● **What to do**
Wherever the string "style" occurs in a line of these records, report that line.

Start of Supplied material

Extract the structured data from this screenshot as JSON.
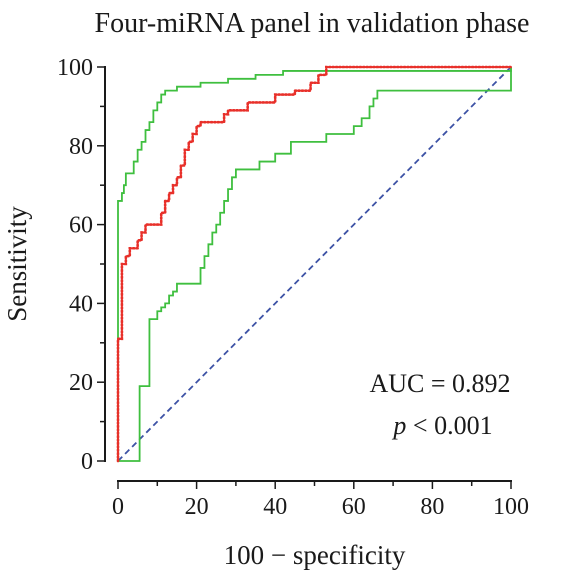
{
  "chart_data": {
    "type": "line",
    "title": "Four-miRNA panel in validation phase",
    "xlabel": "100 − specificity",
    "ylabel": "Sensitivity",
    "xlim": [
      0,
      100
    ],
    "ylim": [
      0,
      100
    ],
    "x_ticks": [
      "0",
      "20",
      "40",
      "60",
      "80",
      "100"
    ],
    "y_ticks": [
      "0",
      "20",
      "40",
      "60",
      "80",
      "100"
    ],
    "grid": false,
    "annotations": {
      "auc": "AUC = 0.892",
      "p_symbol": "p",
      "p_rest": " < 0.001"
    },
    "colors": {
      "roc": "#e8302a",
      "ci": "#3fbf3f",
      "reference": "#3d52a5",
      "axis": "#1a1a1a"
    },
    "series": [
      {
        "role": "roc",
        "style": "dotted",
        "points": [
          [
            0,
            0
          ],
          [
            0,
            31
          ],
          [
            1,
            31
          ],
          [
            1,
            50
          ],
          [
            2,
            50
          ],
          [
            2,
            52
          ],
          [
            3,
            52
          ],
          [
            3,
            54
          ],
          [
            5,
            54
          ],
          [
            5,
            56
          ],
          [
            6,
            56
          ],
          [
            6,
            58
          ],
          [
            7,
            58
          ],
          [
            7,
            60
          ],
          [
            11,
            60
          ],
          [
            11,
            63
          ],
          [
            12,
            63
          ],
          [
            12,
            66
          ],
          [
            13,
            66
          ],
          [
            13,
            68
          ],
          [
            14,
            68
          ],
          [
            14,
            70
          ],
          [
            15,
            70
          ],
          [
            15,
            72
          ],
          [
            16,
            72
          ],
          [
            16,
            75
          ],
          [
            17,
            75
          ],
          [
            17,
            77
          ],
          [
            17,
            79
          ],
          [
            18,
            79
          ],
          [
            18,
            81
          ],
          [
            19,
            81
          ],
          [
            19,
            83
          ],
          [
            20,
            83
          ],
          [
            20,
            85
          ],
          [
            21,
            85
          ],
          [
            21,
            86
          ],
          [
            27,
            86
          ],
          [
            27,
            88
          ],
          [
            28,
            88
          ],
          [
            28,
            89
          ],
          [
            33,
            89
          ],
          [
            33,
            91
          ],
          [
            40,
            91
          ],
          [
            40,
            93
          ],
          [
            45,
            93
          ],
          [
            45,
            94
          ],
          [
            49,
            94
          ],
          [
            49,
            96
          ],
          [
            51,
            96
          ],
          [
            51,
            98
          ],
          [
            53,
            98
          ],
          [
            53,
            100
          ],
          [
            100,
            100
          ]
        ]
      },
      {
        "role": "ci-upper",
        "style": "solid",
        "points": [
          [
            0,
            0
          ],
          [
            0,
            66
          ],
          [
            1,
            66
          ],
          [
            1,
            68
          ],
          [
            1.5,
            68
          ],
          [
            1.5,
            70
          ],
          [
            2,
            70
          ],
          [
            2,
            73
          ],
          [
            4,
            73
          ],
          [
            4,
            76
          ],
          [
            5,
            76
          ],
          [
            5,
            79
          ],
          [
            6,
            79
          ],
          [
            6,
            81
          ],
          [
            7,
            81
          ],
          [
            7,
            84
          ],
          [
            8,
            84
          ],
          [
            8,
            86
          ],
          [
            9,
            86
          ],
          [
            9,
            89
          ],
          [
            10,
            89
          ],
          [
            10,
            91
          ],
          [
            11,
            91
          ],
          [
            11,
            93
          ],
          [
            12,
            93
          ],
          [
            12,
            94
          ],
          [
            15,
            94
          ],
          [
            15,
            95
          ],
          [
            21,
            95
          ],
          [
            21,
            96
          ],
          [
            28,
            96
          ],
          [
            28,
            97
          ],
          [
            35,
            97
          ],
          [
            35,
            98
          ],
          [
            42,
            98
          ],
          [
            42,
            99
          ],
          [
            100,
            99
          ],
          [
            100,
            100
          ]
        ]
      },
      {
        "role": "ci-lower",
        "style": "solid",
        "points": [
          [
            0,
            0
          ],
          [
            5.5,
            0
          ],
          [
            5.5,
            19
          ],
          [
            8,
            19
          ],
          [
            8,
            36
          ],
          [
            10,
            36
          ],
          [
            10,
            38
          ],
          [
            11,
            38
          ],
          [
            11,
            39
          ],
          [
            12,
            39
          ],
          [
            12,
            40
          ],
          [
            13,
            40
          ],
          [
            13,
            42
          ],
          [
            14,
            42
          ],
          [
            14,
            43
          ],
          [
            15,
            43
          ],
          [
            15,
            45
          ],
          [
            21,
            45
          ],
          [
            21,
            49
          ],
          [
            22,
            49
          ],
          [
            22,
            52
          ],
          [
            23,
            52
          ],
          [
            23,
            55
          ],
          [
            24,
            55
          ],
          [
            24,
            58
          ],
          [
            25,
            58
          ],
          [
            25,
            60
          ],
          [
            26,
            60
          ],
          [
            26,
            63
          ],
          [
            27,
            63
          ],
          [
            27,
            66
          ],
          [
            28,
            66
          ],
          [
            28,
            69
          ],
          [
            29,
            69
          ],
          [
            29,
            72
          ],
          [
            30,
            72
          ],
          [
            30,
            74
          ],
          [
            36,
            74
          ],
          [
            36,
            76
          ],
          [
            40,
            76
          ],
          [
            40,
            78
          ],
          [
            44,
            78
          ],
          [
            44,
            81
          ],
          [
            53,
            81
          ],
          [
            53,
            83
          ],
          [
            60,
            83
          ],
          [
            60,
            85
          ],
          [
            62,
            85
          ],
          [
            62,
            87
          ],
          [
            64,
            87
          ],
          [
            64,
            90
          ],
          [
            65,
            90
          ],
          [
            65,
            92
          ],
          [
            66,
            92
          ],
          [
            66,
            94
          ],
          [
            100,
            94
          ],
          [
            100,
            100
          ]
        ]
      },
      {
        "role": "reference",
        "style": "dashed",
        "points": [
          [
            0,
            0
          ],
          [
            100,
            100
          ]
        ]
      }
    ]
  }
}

End of Supplied material

● **Response to this exercise**
        "style": "dotted",
        "style": "solid",
        "style": "solid",
        "style": "dashed",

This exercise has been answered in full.